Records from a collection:
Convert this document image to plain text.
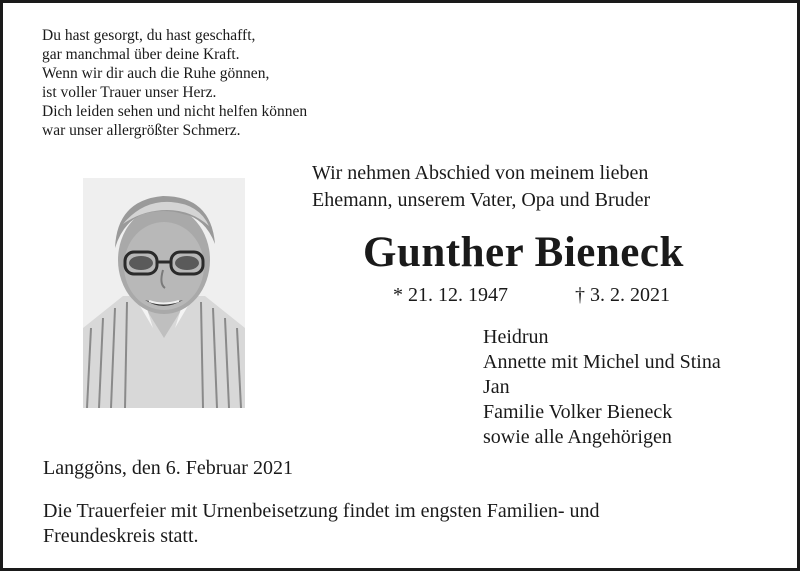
Du hast gesorgt, du hast geschafft,
gar manchmal über deine Kraft.
Wenn wir dir auch die Ruhe gönnen,
ist voller Trauer unser Herz.
Dich leiden sehen und nicht helfen können
war unser allergrößter Schmerz.
Wir nehmen Abschied von meinem lieben
Ehemann, unserem Vater, Opa und Bruder
Gunther Bieneck
* 21. 12. 1947	† 3. 2. 2021
Heidrun
Annette mit Michel und Stina
Jan
Familie Volker Bieneck
sowie alle Angehörigen
Langgöns, den 6. Februar 2021
Die Trauerfeier mit Urnenbeisetzung findet im engsten Familien- und
Freundeskreis statt.
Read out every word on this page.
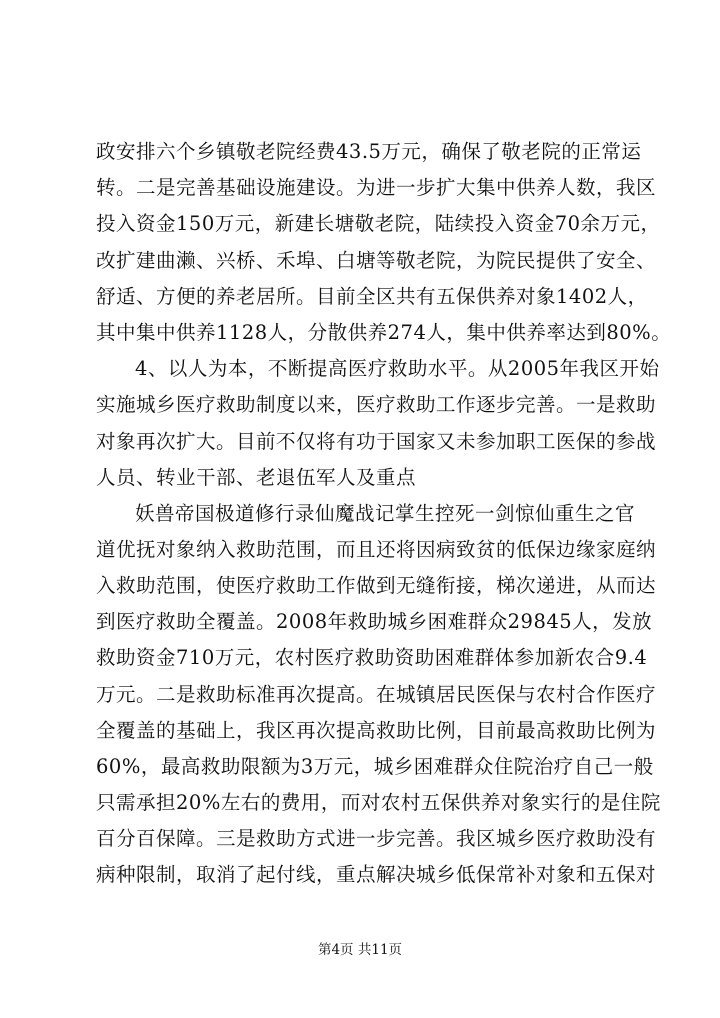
政安排六个乡镇敬老院经费43.5万元，确保了敬老院的正常运
转。二是完善基础设施建设。为进一步扩大集中供养人数，我区
投入资金150万元，新建长塘敬老院，陆续投入资金70余万元，
改扩建曲濑、兴桥、禾埠、白塘等敬老院，为院民提供了安全、
舒适、方便的养老居所。目前全区共有五保供养对象1402人，
其中集中供养1128人，分散供养274人，集中供养率达到80%。
4、以人为本，不断提高医疗救助水平。从2005年我区开始
实施城乡医疗救助制度以来，医疗救助工作逐步完善。一是救助
对象再次扩大。目前不仅将有功于国家又未参加职工医保的参战
人员、转业干部、老退伍军人及重点
妖兽帝国极道修行录仙魔战记掌生控死一剑惊仙重生之官
道优抚对象纳入救助范围，而且还将因病致贫的低保边缘家庭纳
入救助范围，使医疗救助工作做到无缝衔接，梯次递进，从而达
到医疗救助全覆盖。2008年救助城乡困难群众29845人，发放
救助资金710万元，农村医疗救助资助困难群体参加新农合9.4
万元。二是救助标准再次提高。在城镇居民医保与农村合作医疗
全覆盖的基础上，我区再次提高救助比例，目前最高救助比例为
60%，最高救助限额为3万元，城乡困难群众住院治疗自己一般
只需承担20%左右的费用，而对农村五保供养对象实行的是住院
百分百保障。三是救助方式进一步完善。我区城乡医疗救助没有
病种限制，取消了起付线，重点解决城乡低保常补对象和五保对
第4页 共11页
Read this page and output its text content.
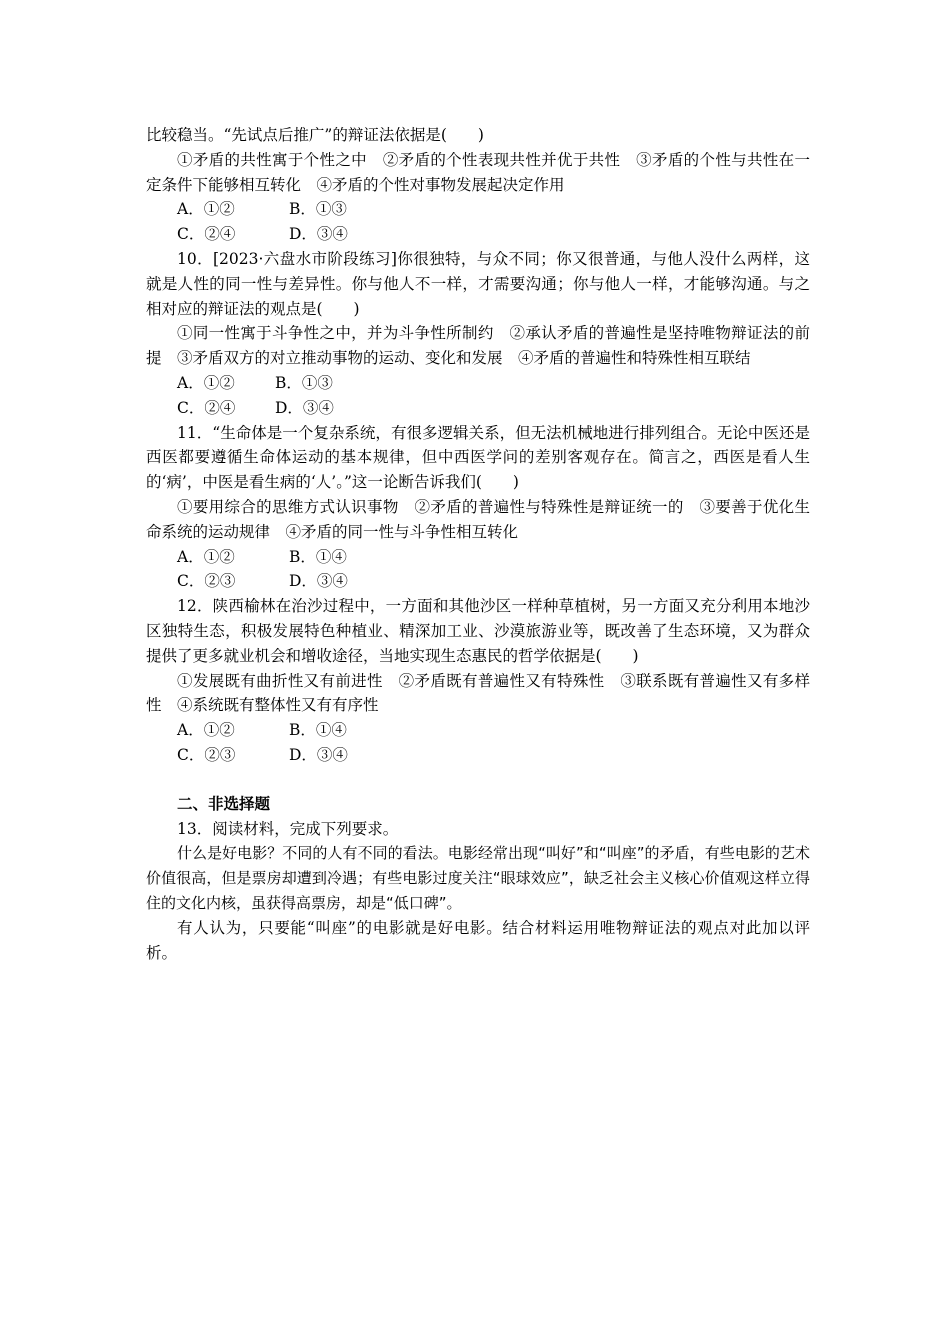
比较稳当。“先试点后推广”的辩证法依据是(　　)

①矛盾的共性寓于个性之中　②矛盾的个性表现共性并优于共性　③矛盾的个性与共性在一定条件下能够相互转化　④矛盾的个性对事物发展起决定作用

A．①②	B．①③
C．②④	D．③④

10．[2023·六盘水市阶段练习]你很独特，与众不同；你又很普通，与他人没什么两样，这就是人性的同一性与差异性。你与他人不一样，才需要沟通；你与他人一样，才能够沟通。与之相对应的辩证法的观点是(　　)

①同一性寓于斗争性之中，并为斗争性所制约　②承认矛盾的普遍性是坚持唯物辩证法的前提　③矛盾双方的对立推动事物的运动、变化和发展　④矛盾的普遍性和特殊性相互联结

A．①②	B．①③
C．②④	D．③④

11．“生命体是一个复杂系统，有很多逻辑关系，但无法机械地进行排列组合。无论中医还是西医都要遵循生命体运动的基本规律，但中西医学问的差别客观存在。简言之，西医是看人生的‘病’，中医是看生病的‘人’。”这一论断告诉我们(　　)

①要用综合的思维方式认识事物　②矛盾的普遍性与特殊性是辩证统一的　③要善于优化生命系统的运动规律　④矛盾的同一性与斗争性相互转化

A．①②	B．①④
C．②③	D．③④

12．陕西榆林在治沙过程中，一方面和其他沙区一样种草植树，另一方面又充分利用本地沙区独特生态，积极发展特色种植业、精深加工业、沙漠旅游业等，既改善了生态环境，又为群众提供了更多就业机会和增收途径，当地实现生态惠民的哲学依据是(　　)

①发展既有曲折性又有前进性　②矛盾既有普遍性又有特殊性　③联系既有普遍性又有多样性　④系统既有整体性又有有序性

A．①②	B．①④
C．②③	D．③④

二、非选择题

13．阅读材料，完成下列要求。

什么是好电影？不同的人有不同的看法。电影经常出现“叫好”和“叫座”的矛盾，有些电影的艺术价值很高，但是票房却遭到冷遇；有些电影过度关注“眼球效应”，缺乏社会主义核心价值观这样立得住的文化内核，虽获得高票房，却是“低口碑”。

有人认为，只要能“叫座”的电影就是好电影。结合材料运用唯物辩证法的观点对此加以评析。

- **What to produce**
Every line that holds the string "Bieneck" should be returned.

- **Expected answer**
Gunther Bieneck
Familie Volker Bieneck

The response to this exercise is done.